DATA PROVIDED -
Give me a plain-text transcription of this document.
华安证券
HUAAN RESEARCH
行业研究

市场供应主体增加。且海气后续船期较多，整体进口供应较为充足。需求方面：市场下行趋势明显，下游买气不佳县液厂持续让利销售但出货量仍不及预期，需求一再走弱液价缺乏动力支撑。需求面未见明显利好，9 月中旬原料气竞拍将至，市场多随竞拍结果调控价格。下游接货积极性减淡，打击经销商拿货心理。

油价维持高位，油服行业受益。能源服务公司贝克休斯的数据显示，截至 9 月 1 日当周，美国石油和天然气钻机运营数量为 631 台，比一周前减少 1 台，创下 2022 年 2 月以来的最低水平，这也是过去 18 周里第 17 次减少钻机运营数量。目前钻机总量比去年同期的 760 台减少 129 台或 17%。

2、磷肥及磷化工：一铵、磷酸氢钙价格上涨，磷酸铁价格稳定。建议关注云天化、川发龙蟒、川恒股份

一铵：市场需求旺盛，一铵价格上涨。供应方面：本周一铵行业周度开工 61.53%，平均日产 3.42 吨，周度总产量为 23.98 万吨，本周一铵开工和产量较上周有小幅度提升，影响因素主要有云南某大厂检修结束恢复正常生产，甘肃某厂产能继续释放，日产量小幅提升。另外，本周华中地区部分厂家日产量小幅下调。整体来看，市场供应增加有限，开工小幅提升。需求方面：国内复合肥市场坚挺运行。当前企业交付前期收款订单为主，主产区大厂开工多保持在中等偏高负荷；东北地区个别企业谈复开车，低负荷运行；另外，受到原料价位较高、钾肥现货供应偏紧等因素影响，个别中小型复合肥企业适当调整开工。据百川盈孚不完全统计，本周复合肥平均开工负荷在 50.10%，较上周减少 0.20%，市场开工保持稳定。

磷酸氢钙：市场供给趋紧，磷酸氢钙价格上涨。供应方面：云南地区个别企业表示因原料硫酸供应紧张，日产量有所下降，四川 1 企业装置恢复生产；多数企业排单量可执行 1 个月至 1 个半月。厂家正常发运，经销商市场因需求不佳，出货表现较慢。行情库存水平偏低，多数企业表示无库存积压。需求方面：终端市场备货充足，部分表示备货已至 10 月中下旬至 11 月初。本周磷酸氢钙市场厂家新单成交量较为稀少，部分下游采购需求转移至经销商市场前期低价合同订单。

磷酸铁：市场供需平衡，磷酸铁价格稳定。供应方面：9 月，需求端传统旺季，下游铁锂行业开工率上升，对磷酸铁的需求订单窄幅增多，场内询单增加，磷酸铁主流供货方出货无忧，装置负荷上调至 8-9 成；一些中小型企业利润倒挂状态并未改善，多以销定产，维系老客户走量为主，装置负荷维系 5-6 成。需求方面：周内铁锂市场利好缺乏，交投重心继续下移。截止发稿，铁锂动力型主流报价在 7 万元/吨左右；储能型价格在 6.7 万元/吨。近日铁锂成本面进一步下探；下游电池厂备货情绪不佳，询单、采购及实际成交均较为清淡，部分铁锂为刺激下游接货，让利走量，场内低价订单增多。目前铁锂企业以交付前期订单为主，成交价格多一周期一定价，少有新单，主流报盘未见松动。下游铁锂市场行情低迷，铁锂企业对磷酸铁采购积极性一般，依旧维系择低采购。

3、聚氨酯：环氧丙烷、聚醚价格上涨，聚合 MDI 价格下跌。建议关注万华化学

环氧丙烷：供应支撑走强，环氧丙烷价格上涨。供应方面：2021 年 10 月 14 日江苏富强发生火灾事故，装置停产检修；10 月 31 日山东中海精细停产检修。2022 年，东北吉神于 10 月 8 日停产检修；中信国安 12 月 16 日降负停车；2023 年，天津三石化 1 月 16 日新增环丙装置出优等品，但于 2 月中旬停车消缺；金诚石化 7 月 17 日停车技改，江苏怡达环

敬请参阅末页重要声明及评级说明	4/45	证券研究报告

==

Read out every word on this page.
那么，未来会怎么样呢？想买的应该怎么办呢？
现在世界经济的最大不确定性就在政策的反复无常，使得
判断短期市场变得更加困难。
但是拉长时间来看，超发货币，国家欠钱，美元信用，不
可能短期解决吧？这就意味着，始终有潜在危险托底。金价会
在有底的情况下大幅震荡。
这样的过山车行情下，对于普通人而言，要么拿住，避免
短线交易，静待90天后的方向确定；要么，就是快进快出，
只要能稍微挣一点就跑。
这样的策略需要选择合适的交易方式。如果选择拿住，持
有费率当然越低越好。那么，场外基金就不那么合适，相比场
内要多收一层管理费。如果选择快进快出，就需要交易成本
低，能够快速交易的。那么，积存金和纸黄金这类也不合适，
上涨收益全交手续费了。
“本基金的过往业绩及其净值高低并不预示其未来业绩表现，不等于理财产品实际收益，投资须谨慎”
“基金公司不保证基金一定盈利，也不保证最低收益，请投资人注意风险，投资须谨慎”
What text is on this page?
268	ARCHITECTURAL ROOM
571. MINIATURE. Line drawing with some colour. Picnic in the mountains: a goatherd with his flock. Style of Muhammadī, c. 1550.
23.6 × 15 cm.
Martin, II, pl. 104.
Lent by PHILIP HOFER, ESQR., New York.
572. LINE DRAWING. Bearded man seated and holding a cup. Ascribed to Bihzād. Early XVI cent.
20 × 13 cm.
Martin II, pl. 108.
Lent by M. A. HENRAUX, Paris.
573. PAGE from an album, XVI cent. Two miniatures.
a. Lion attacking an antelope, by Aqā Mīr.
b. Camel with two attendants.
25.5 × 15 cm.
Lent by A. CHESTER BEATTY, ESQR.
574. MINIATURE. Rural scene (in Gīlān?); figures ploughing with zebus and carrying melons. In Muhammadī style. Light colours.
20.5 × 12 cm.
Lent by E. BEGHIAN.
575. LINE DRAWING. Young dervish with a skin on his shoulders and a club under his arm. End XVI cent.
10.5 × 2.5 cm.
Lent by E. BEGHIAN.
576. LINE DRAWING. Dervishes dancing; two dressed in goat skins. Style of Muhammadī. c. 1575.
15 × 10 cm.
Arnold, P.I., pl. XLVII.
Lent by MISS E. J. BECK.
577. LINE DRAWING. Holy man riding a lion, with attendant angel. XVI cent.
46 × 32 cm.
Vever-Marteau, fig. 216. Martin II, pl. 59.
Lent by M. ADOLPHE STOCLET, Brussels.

---

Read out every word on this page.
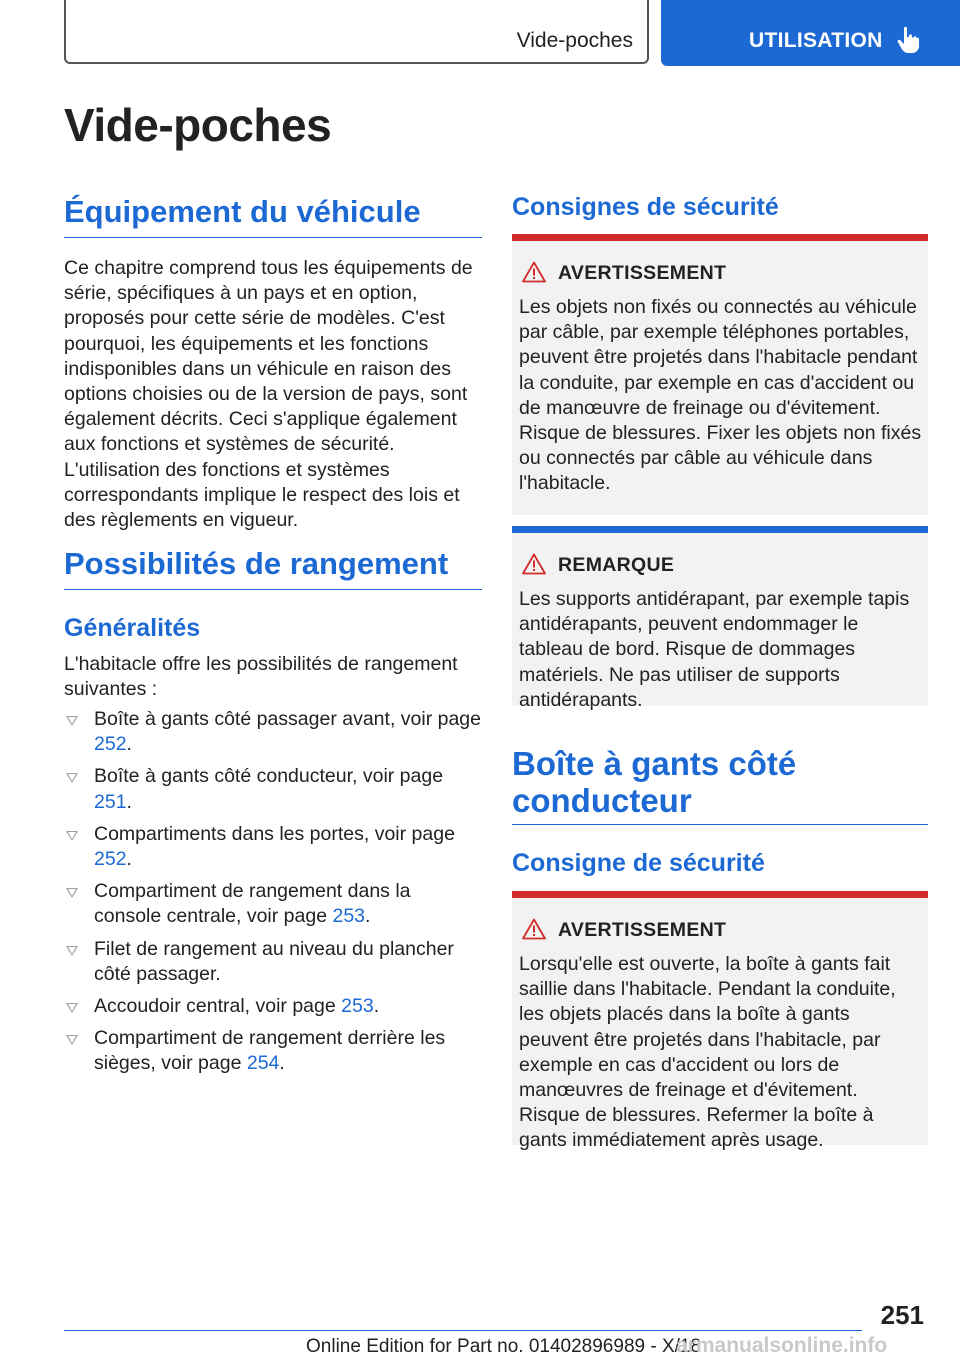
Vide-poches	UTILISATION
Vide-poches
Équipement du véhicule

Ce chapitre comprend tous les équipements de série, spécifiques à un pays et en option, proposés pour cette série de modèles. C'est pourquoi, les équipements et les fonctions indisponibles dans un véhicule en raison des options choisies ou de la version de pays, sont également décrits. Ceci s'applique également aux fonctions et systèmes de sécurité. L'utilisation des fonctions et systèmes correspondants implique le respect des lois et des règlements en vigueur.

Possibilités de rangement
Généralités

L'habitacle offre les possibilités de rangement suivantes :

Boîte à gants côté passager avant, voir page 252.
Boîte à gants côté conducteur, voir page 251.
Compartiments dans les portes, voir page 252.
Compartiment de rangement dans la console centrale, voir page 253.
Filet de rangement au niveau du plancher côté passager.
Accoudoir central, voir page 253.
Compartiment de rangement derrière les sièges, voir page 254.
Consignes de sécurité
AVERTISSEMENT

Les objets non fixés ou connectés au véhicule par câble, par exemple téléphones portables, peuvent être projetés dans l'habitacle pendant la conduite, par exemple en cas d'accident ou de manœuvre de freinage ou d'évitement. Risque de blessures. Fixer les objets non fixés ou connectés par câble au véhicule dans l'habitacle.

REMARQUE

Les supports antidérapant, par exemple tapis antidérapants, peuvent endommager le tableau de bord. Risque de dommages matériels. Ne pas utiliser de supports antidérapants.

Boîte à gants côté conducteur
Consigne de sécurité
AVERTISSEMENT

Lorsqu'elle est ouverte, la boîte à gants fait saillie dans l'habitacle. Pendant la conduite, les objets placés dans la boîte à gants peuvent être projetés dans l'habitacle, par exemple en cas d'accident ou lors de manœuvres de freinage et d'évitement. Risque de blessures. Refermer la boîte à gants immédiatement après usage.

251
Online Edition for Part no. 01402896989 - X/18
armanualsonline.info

THE PROBLEM -
Scan the material above for the string "sécurité" and report each line where you find it.

TASK RESPONSE -
Ce chapitre comprend tous les équipements de série, spécifiques à un pays et en option, proposés pour cette série de modèles. C'est pourquoi, les équipements et les fonctions indisponibles dans un véhicule en raison des options choisies ou de la version de pays, sont également décrits. Ceci s'applique également aux fonctions et systèmes de sécurité. L'utilisation des fonctions et systèmes correspondants implique le respect des lois et des règlements en vigueur.
Consignes de sécurité
Consigne de sécurité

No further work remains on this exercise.